Task -> Transcribe the lines of the material exactly, starting at the line containing "target-code-cell: [367, 177, 414, 193]" and ending at the line containing "section-code-cell: 05: [297, 293, 321, 352]", with both of those lines included.

________________________________________

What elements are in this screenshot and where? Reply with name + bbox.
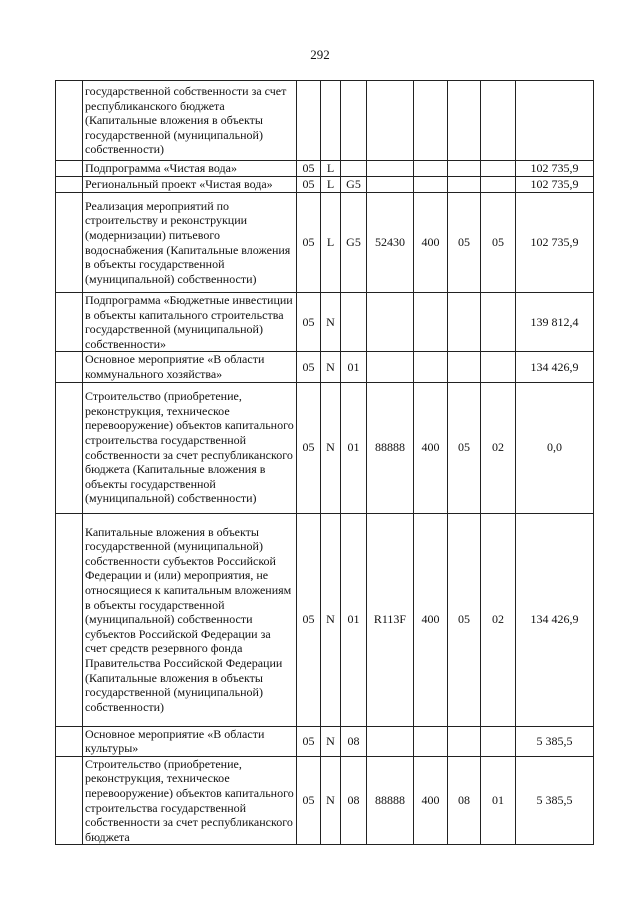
target-code-cell: [367, 177, 414, 193]
expense-type-cell: [414, 352, 448, 382]
program-code-cell: N: [321, 382, 341, 513]
item-name-cell: Реализация мероприятий по строительству и реконструкции (модернизации) питьевого водоснабжения (Капитальные вложения в объекты государственной (муниципальной) собственности): [83, 193, 297, 293]
amount-cell: 134 426,9: [516, 513, 594, 726]
row-spacer-cell: [56, 756, 83, 845]
subsection-code-cell: 02: [481, 513, 516, 726]
section-code-cell: 05: [297, 352, 321, 382]
subprogram-code-cell: 08: [341, 756, 367, 845]
subsection-code-cell: 05: [481, 193, 516, 293]
subsection-code-cell: 02: [481, 382, 516, 513]
item-name-cell: Подпрограмма «Чистая вода»: [83, 161, 297, 177]
amount-cell: 134 426,9: [516, 352, 594, 382]
section-code-cell: 05: [297, 177, 321, 193]
table-body: [56, 81, 594, 845]
target-code-cell: 88888: [367, 382, 414, 513]
table-row: [56, 352, 594, 382]
amount-cell: [516, 81, 594, 161]
item-name-cell: Основное мероприятие «В области коммунального хозяйства»: [83, 352, 297, 382]
row-spacer-cell: [56, 513, 83, 726]
chapter-code-cell: [448, 352, 481, 382]
item-name-cell: Региональный проект «Чистая вода»: [83, 177, 297, 193]
row-spacer-cell: [56, 193, 83, 293]
section-code-cell: 05: [297, 193, 321, 293]
table-row: [56, 756, 594, 845]
table-row: [56, 382, 594, 513]
expense-type-cell: [414, 177, 448, 193]
subprogram-code-cell: [341, 293, 367, 352]
chapter-code-cell: [448, 726, 481, 756]
subprogram-code-cell: 08: [341, 726, 367, 756]
target-code-cell: [367, 352, 414, 382]
target-code-cell: [367, 161, 414, 177]
chapter-code-cell: 05: [448, 193, 481, 293]
table-row: [56, 161, 594, 177]
amount-cell: 0,0: [516, 382, 594, 513]
target-code-cell: [367, 726, 414, 756]
expense-type-cell: 400: [414, 382, 448, 513]
chapter-code-cell: [448, 81, 481, 161]
row-spacer-cell: [56, 352, 83, 382]
program-code-cell: N: [321, 293, 341, 352]
chapter-code-cell: 08: [448, 756, 481, 845]
section-code-cell: 05: [297, 161, 321, 177]
chapter-code-cell: [448, 161, 481, 177]
row-spacer-cell: [56, 177, 83, 193]
program-code-cell: L: [321, 193, 341, 293]
amount-cell: 102 735,9: [516, 177, 594, 193]
section-code-cell: 05: [297, 293, 321, 352]
item-name-cell: Строительство (приобретение, реконструкция, техническое перевооружение) объектов капитального строительства государственной собственности за счет республиканского бюджета (Капитальные вложения в объекты государственной (муниципальной) собственности): [83, 382, 297, 513]
table-row: [56, 513, 594, 726]
program-code-cell: [321, 81, 341, 161]
subprogram-code-cell: [341, 161, 367, 177]
item-name-cell: Основное мероприятие «В области культуры»: [83, 726, 297, 756]
subsection-code-cell: [481, 293, 516, 352]
subprogram-code-cell: G5: [341, 177, 367, 193]
row-spacer-cell: [56, 293, 83, 352]
table-row: [56, 177, 594, 193]
section-code-cell: [297, 81, 321, 161]
expense-type-cell: 400: [414, 756, 448, 845]
program-code-cell: L: [321, 177, 341, 193]
row-spacer-cell: [56, 81, 83, 161]
subsection-code-cell: [481, 161, 516, 177]
amount-cell: 5 385,5: [516, 726, 594, 756]
row-spacer-cell: [56, 726, 83, 756]
expense-type-cell: 400: [414, 513, 448, 726]
row-spacer-cell: [56, 382, 83, 513]
subprogram-code-cell: 01: [341, 352, 367, 382]
page-number: 292: [310, 47, 330, 62]
subprogram-code-cell: G5: [341, 193, 367, 293]
item-name-cell: Капитальные вложения в объекты государственной (муниципальной) собственности субъектов Российской Федерации и (или) мероприятия, не относящиеся к капитальным вложениям в объекты государственной (муниципальной) собственности субъектов Российской Федерации за счет средств резервного фонда Правительства Российской Федерации (Капитальные вложения в объекты государственной (муниципальной) собственности): [83, 513, 297, 726]
expense-type-cell: 400: [414, 193, 448, 293]
section-code-cell: 05: [297, 382, 321, 513]
item-name-cell: Подпрограмма «Бюджетные инвестиции в объекты капитального строительства государственной (муниципальной) собственности»: [83, 293, 297, 352]
section-code-cell: 05: [297, 513, 321, 726]
subsection-code-cell: [481, 177, 516, 193]
amount-cell: 5 385,5: [516, 756, 594, 845]
section-code-cell: 05: [297, 726, 321, 756]
subprogram-code-cell: 01: [341, 513, 367, 726]
program-code-cell: N: [321, 756, 341, 845]
item-name-cell: Строительство (приобретение, реконструкция, техническое перевооружение) объектов капитального строительства государственной собственности за счет республиканского бюджета: [83, 756, 297, 845]
chapter-code-cell: [448, 293, 481, 352]
target-code-cell: 88888: [367, 756, 414, 845]
section-code-cell: 05: [297, 756, 321, 845]
table-row: [56, 81, 594, 161]
target-code-cell: [367, 293, 414, 352]
chapter-code-cell: [448, 177, 481, 193]
table-row: [56, 193, 594, 293]
expense-type-cell: [414, 726, 448, 756]
item-name-cell: государственной собственности за счет республиканского бюджета (Капитальные вложения в объекты государственной (муниципальной) собственности): [83, 81, 297, 161]
program-code-cell: L: [321, 161, 341, 177]
expense-type-cell: [414, 81, 448, 161]
program-code-cell: N: [321, 726, 341, 756]
subsection-code-cell: [481, 726, 516, 756]
amount-cell: 102 735,9: [516, 161, 594, 177]
target-code-cell: [367, 81, 414, 161]
amount-cell: 102 735,9: [516, 193, 594, 293]
table-row: [56, 293, 594, 352]
program-code-cell: N: [321, 513, 341, 726]
amount-cell: 139 812,4: [516, 293, 594, 352]
budget-table: [55, 80, 594, 845]
target-code-cell: 52430: [367, 193, 414, 293]
expense-type-cell: [414, 161, 448, 177]
program-code-cell: N: [321, 352, 341, 382]
table-row: [56, 726, 594, 756]
subsection-code-cell: [481, 352, 516, 382]
chapter-code-cell: 05: [448, 513, 481, 726]
target-code-cell: R113F: [367, 513, 414, 726]
expense-type-cell: [414, 293, 448, 352]
subprogram-code-cell: [341, 81, 367, 161]
subprogram-code-cell: 01: [341, 382, 367, 513]
subsection-code-cell: [481, 81, 516, 161]
row-spacer-cell: [56, 161, 83, 177]
subsection-code-cell: 01: [481, 756, 516, 845]
chapter-code-cell: 05: [448, 382, 481, 513]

________________________________________

The reply ->
target-code-cell: [367, 177, 414, 193]
expense-type-cell: [414, 352, 448, 382]
program-code-cell: N: [321, 382, 341, 513]
item-name-cell: Реализация мероприятий по строительству и реконструкции (модернизации) питьевого водоснабжения (Капитальные вложения в объекты государственной (муниципальной) собственности): [83, 193, 297, 293]
amount-cell: 134 426,9: [516, 513, 594, 726]
row-spacer-cell: [56, 756, 83, 845]
subsection-code-cell: 02: [481, 513, 516, 726]
section-code-cell: 05: [297, 352, 321, 382]
subprogram-code-cell: 08: [341, 756, 367, 845]
subsection-code-cell: 05: [481, 193, 516, 293]
subsection-code-cell: 02: [481, 382, 516, 513]
item-name-cell: Подпрограмма «Чистая вода»: [83, 161, 297, 177]
amount-cell: 134 426,9: [516, 352, 594, 382]
section-code-cell: 05: [297, 177, 321, 193]
table-body: [56, 81, 594, 845]
target-code-cell: 88888: [367, 382, 414, 513]
table-row: [56, 352, 594, 382]
amount-cell: [516, 81, 594, 161]
item-name-cell: Основное мероприятие «В области коммунального хозяйства»: [83, 352, 297, 382]
row-spacer-cell: [56, 513, 83, 726]
chapter-code-cell: [448, 352, 481, 382]
item-name-cell: Региональный проект «Чистая вода»: [83, 177, 297, 193]
row-spacer-cell: [56, 193, 83, 293]
section-code-cell: 05: [297, 193, 321, 293]
table-row: [56, 756, 594, 845]
table-row: [56, 382, 594, 513]
expense-type-cell: [414, 177, 448, 193]
subprogram-code-cell: [341, 293, 367, 352]
chapter-code-cell: [448, 726, 481, 756]
subprogram-code-cell: 08: [341, 726, 367, 756]
target-code-cell: [367, 352, 414, 382]
target-code-cell: [367, 161, 414, 177]
chapter-code-cell: 05: [448, 193, 481, 293]
table-row: [56, 161, 594, 177]
amount-cell: 0,0: [516, 382, 594, 513]
target-code-cell: [367, 726, 414, 756]
expense-type-cell: 400: [414, 382, 448, 513]
chapter-code-cell: [448, 81, 481, 161]
row-spacer-cell: [56, 352, 83, 382]
program-code-cell: N: [321, 293, 341, 352]
chapter-code-cell: 08: [448, 756, 481, 845]
section-code-cell: 05: [297, 161, 321, 177]
chapter-code-cell: [448, 161, 481, 177]
row-spacer-cell: [56, 177, 83, 193]
program-code-cell: L: [321, 193, 341, 293]
amount-cell: 102 735,9: [516, 177, 594, 193]
section-code-cell: 05: [297, 293, 321, 352]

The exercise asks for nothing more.